Quote the entries that follow exactly, leaving none out.

• _RECORDS FOR THIS TASK_
════════════════════

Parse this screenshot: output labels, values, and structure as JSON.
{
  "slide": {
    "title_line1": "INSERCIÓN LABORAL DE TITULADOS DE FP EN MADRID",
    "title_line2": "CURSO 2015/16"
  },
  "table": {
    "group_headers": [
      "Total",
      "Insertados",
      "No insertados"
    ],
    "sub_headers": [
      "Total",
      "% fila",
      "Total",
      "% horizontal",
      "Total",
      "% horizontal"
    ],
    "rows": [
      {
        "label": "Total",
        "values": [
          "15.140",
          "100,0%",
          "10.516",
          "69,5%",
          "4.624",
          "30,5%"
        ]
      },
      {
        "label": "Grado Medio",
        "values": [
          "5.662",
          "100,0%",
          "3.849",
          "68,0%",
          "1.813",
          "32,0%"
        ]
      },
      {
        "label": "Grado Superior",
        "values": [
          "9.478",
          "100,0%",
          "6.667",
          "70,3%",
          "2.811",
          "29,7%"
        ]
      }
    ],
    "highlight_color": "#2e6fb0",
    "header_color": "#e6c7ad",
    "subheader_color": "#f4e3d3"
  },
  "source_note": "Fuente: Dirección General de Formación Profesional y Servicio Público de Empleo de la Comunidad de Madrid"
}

════════════════════

• _TASK ANSWER_
Parse this screenshot: output labels, values, and structure as JSON.
{
  "slide": {
    "title_line1": "INSERCIÓN LABORAL DE TITULADOS DE FP EN MADRID",
    "title_line2": "CURSO 2015/16"
  },
  "table": {
    "group_headers": [
      "Total",
      "Insertados",
      "No insertados"
    ],
    "sub_headers": [
      "Total",
      "% fila",
      "Total",
      "% horizontal",
      "Total",
      "% horizontal"
    ],
    "rows": [
      {
        "label": "Total",
        "values": [
          "15.140",
          "100,0%",
          "10.516",
          "69,5%",
          "4.624",
          "30,5%"
        ]
      },
      {
        "label": "Grado Medio",
        "values": [
          "5.662",
          "100,0%",
          "3.849",
          "68,0%",
          "1.813",
          "32,0%"
        ]
      },
      {
        "label": "Grado Superior",
        "values": [
          "9.478",
          "100,0%",
          "6.667",
          "70,3%",
          "2.811",
          "29,7%"
        ]
      }
    ],
    "highlight_color": "#2e6fb0",
    "header_color": "#e6c7ad",
    "subheader_color": "#f4e3d3"
  },
  "source_note": "Fuente: Dirección General de Formación Profesional y Servicio Público de Empleo de la Comunidad de Madrid"
}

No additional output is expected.